/---
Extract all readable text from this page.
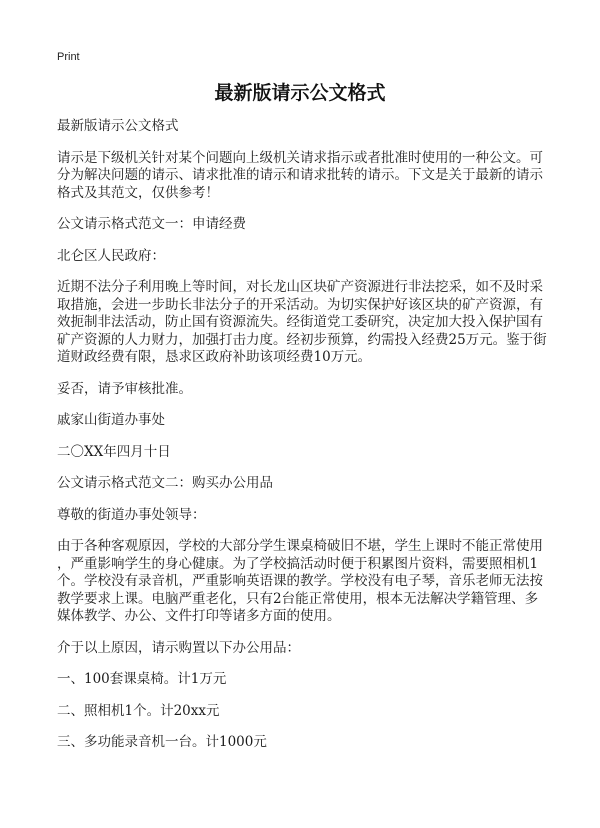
Print
最新版请示公文格式

最新版请示公文格式

请示是下级机关针对某个问题向上级机关请求指示或者批准时使用的一种公文。可
分为解决问题的请示、请求批准的请示和请求批转的请示。下文是关于最新的请示
格式及其范文，仅供参考！

公文请示格式范文一：申请经费

北仑区人民政府：

近期不法分子利用晚上等时间，对长龙山区块矿产资源进行非法挖采，如不及时采
取措施，会进一步助长非法分子的开采活动。为切实保护好该区块的矿产资源，有
效扼制非法活动，防止国有资源流失。经街道党工委研究，决定加大投入保护国有
矿产资源的人力财力，加强打击力度。经初步预算，约需投入经费25万元。鉴于街
道财政经费有限，恳求区政府补助该项经费10万元。

妥否，请予审核批准。

戚家山街道办事处

二〇XX年四月十日

公文请示格式范文二：购买办公用品

尊敬的街道办事处领导：

由于各种客观原因，学校的大部分学生课桌椅破旧不堪，学生上课时不能正常使用
，严重影响学生的身心健康。为了学校搞活动时便于积累图片资料，需要照相机1
个。学校没有录音机，严重影响英语课的教学。学校没有电子琴，音乐老师无法按
教学要求上课。电脑严重老化，只有2台能正常使用，根本无法解决学籍管理、多
媒体教学、办公、文件打印等诸多方面的使用。

介于以上原因，请示购置以下办公用品：

一、100套课桌椅。计1万元

二、照相机1个。计20xx元

三、多功能录音机一台。计1000元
\---
# [EXERCISE DETAILS]
Reproduce every line of the material precisely, omitting its pictures.

# [THE COMPLETED TASK]
Extract all readable text from this page.
Print
最新版请示公文格式

最新版请示公文格式

请示是下级机关针对某个问题向上级机关请求指示或者批准时使用的一种公文。可
分为解决问题的请示、请求批准的请示和请求批转的请示。下文是关于最新的请示
格式及其范文，仅供参考！

公文请示格式范文一：申请经费

北仑区人民政府：

近期不法分子利用晚上等时间，对长龙山区块矿产资源进行非法挖采，如不及时采
取措施，会进一步助长非法分子的开采活动。为切实保护好该区块的矿产资源，有
效扼制非法活动，防止国有资源流失。经街道党工委研究，决定加大投入保护国有
矿产资源的人力财力，加强打击力度。经初步预算，约需投入经费25万元。鉴于街
道财政经费有限，恳求区政府补助该项经费10万元。

妥否，请予审核批准。

戚家山街道办事处

二〇XX年四月十日

公文请示格式范文二：购买办公用品

尊敬的街道办事处领导：

由于各种客观原因，学校的大部分学生课桌椅破旧不堪，学生上课时不能正常使用
，严重影响学生的身心健康。为了学校搞活动时便于积累图片资料，需要照相机1
个。学校没有录音机，严重影响英语课的教学。学校没有电子琴，音乐老师无法按
教学要求上课。电脑严重老化，只有2台能正常使用，根本无法解决学籍管理、多
媒体教学、办公、文件打印等诸多方面的使用。

介于以上原因，请示购置以下办公用品：

一、100套课桌椅。计1万元

二、照相机1个。计20xx元

三、多功能录音机一台。计1000元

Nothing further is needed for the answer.